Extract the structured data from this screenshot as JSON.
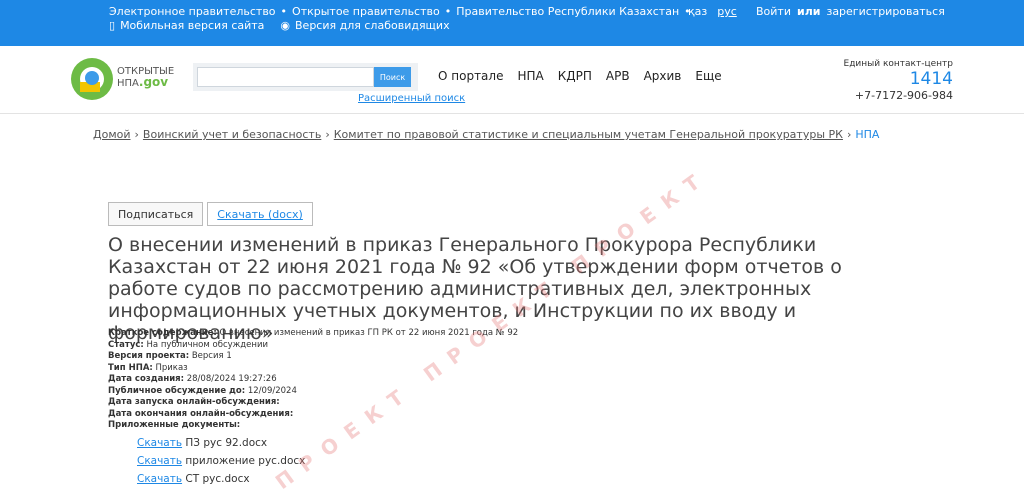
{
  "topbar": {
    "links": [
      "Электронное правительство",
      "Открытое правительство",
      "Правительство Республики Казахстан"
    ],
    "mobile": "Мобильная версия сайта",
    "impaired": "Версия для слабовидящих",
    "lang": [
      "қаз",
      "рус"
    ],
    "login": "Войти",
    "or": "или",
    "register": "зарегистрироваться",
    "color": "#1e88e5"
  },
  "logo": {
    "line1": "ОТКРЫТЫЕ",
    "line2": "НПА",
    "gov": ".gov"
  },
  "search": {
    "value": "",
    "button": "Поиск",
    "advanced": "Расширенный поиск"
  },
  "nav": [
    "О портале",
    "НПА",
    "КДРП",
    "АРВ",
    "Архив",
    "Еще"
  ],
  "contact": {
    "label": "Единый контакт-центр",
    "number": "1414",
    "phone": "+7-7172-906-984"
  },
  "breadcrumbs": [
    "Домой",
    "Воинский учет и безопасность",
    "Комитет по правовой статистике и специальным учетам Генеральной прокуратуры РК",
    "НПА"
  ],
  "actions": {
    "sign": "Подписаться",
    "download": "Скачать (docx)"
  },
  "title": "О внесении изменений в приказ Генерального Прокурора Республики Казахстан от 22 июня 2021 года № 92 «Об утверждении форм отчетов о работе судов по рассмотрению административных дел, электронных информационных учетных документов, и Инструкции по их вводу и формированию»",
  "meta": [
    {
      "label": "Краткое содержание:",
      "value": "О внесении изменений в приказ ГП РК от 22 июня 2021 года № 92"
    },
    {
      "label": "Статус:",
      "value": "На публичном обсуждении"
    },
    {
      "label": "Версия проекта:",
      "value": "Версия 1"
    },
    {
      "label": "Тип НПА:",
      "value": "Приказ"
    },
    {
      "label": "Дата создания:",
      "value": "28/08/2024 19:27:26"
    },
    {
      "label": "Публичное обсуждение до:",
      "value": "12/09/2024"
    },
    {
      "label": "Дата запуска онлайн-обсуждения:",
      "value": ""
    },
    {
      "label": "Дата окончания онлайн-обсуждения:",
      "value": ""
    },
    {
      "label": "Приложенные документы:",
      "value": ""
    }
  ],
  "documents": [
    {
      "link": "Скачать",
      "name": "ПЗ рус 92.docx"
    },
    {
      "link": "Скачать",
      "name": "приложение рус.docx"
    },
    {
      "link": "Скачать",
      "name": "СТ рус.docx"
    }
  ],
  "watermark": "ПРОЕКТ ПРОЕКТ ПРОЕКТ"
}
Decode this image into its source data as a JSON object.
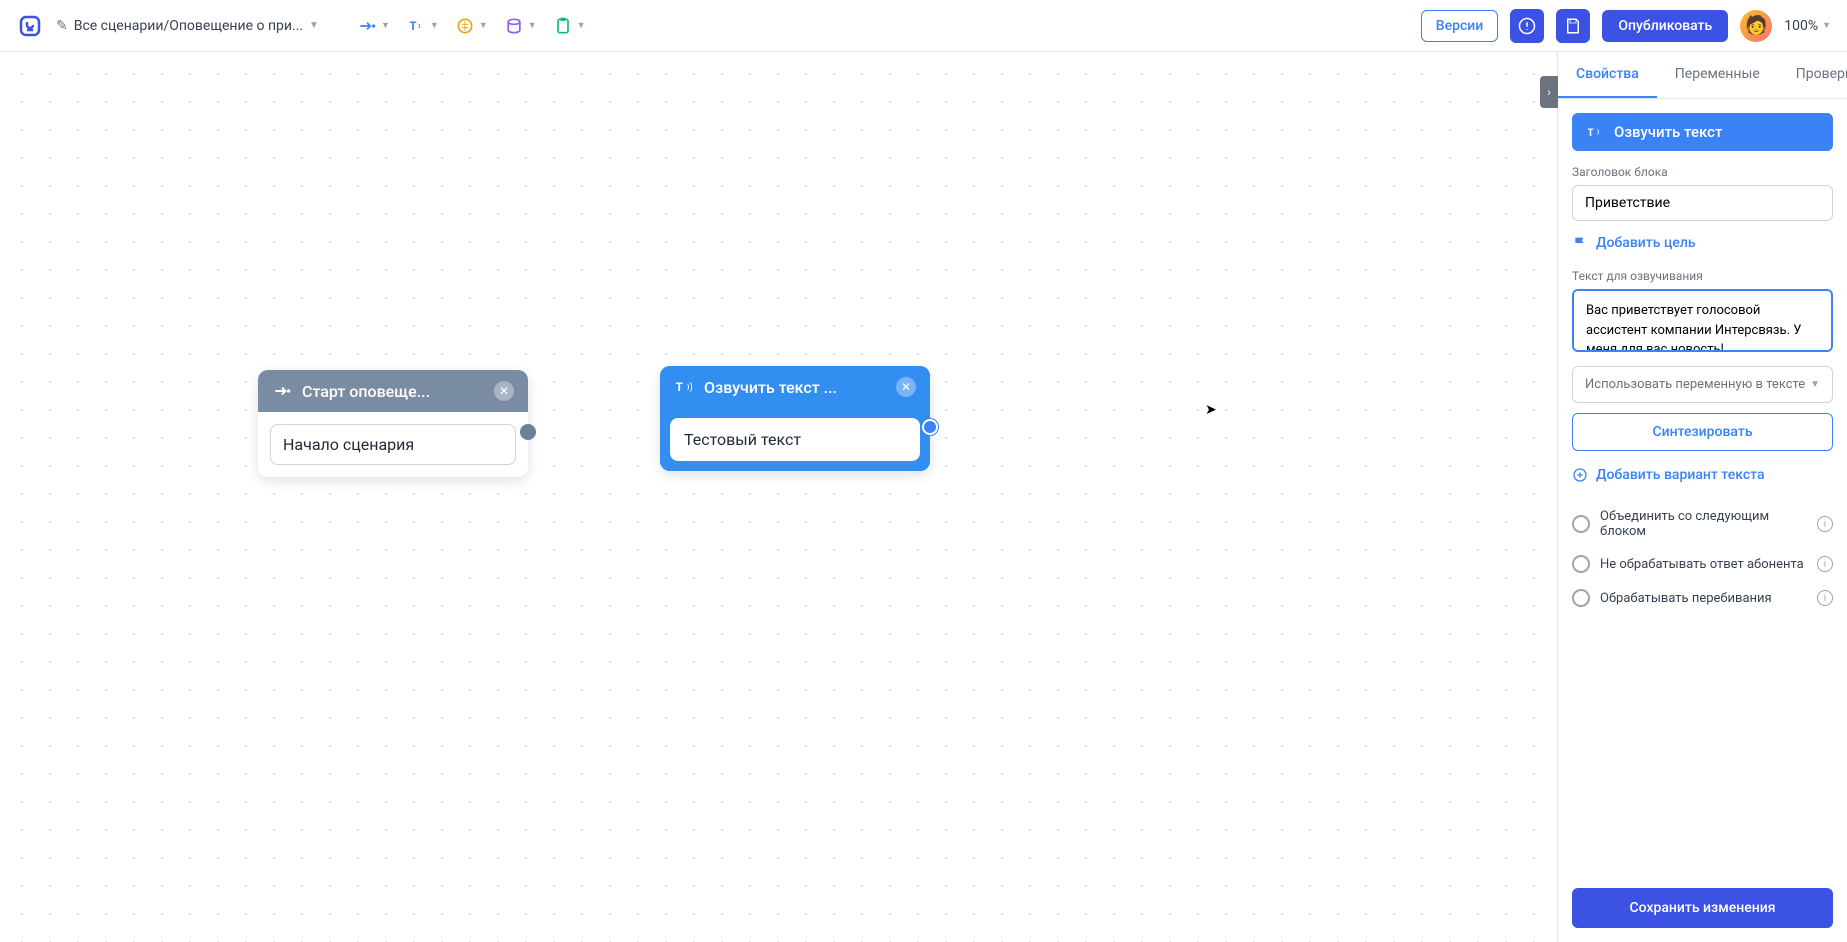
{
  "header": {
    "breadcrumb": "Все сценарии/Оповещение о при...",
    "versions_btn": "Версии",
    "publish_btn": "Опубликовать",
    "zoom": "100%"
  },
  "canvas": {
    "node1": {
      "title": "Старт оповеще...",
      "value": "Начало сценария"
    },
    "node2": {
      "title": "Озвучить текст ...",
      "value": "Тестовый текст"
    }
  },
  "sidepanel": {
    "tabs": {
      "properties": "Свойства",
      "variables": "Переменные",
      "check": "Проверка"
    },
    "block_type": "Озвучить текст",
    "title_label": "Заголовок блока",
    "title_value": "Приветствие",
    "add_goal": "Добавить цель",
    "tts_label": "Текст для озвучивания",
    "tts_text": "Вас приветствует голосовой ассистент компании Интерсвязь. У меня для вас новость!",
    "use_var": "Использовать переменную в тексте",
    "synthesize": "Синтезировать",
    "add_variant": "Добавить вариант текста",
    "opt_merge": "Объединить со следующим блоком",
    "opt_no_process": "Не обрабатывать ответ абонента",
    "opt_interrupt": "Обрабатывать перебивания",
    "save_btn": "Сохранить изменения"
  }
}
= = = =
Instructions for the task:
Your task is to repeat the data above exactly while excluding the pictures.

Result below:
Extract the structured data from this screenshot as JSON.
{
  "topbar": {
    "links": [
      "Электронное правительство",
      "Открытое правительство",
      "Правительство Республики Казахстан"
    ],
    "mobile": "Мобильная версия сайта",
    "impaired": "Версия для слабовидящих",
    "lang": [
      "қаз",
      "рус"
    ],
    "login": "Войти",
    "or": "или",
    "register": "зарегистрироваться",
    "color": "#1e88e5"
  },
  "logo": {
    "line1": "ОТКРЫТЫЕ",
    "line2": "НПА",
    "gov": ".gov"
  },
  "search": {
    "value": "",
    "button": "Поиск",
    "advanced": "Расширенный поиск"
  },
  "nav": [
    "О портале",
    "НПА",
    "КДРП",
    "АРВ",
    "Архив",
    "Еще"
  ],
  "contact": {
    "label": "Единый контакт-центр",
    "number": "1414",
    "phone": "+7-7172-906-984"
  },
  "breadcrumbs": [
    "Домой",
    "Воинский учет и безопасность",
    "Комитет по правовой статистике и специальным учетам Генеральной прокуратуры РК",
    "НПА"
  ],
  "actions": {
    "sign": "Подписаться",
    "download": "Скачать (docx)"
  },
  "title": "О внесении изменений в приказ Генерального Прокурора Республики Казахстан от 22 июня 2021 года № 92 «Об утверждении форм отчетов о работе судов по рассмотрению административных дел, электронных информационных учетных документов, и Инструкции по их вводу и формированию»",
  "meta": [
    {
      "label": "Краткое содержание:",
      "value": "О внесении изменений в приказ ГП РК от 22 июня 2021 года № 92"
    },
    {
      "label": "Статус:",
      "value": "На публичном обсуждении"
    },
    {
      "label": "Версия проекта:",
      "value": "Версия 1"
    },
    {
      "label": "Тип НПА:",
      "value": "Приказ"
    },
    {
      "label": "Дата создания:",
      "value": "28/08/2024 19:27:26"
    },
    {
      "label": "Публичное обсуждение до:",
      "value": "12/09/2024"
    },
    {
      "label": "Дата запуска онлайн-обсуждения:",
      "value": ""
    },
    {
      "label": "Дата окончания онлайн-обсуждения:",
      "value": ""
    },
    {
      "label": "Приложенные документы:",
      "value": ""
    }
  ],
  "documents": [
    {
      "link": "Скачать",
      "name": "ПЗ рус 92.docx"
    },
    {
      "link": "Скачать",
      "name": "приложение рус.docx"
    },
    {
      "link": "Скачать",
      "name": "СТ рус.docx"
    }
  ],
  "watermark": "ПРОЕКТ ПРОЕКТ ПРОЕКТ"
}
Decode this image into its source data as a JSON object.
{
  "header": {
    "breadcrumb": "Все сценарии/Оповещение о при...",
    "versions_btn": "Версии",
    "publish_btn": "Опубликовать",
    "zoom": "100%"
  },
  "canvas": {
    "node1": {
      "title": "Старт оповеще...",
      "value": "Начало сценария"
    },
    "node2": {
      "title": "Озвучить текст ...",
      "value": "Тестовый текст"
    }
  },
  "sidepanel": {
    "tabs": {
      "properties": "Свойства",
      "variables": "Переменные",
      "check": "Проверка"
    },
    "block_type": "Озвучить текст",
    "title_label": "Заголовок блока",
    "title_value": "Приветствие",
    "add_goal": "Добавить цель",
    "tts_label": "Текст для озвучивания",
    "tts_text": "Вас приветствует голосовой ассистент компании Интерсвязь. У меня для вас новость!",
    "use_var": "Использовать переменную в тексте",
    "synthesize": "Синтезировать",
    "add_variant": "Добавить вариант текста",
    "opt_merge": "Объединить со следующим блоком",
    "opt_no_process": "Не обрабатывать ответ абонента",
    "opt_interrupt": "Обрабатывать перебивания",
    "save_btn": "Сохранить изменения"
  }
}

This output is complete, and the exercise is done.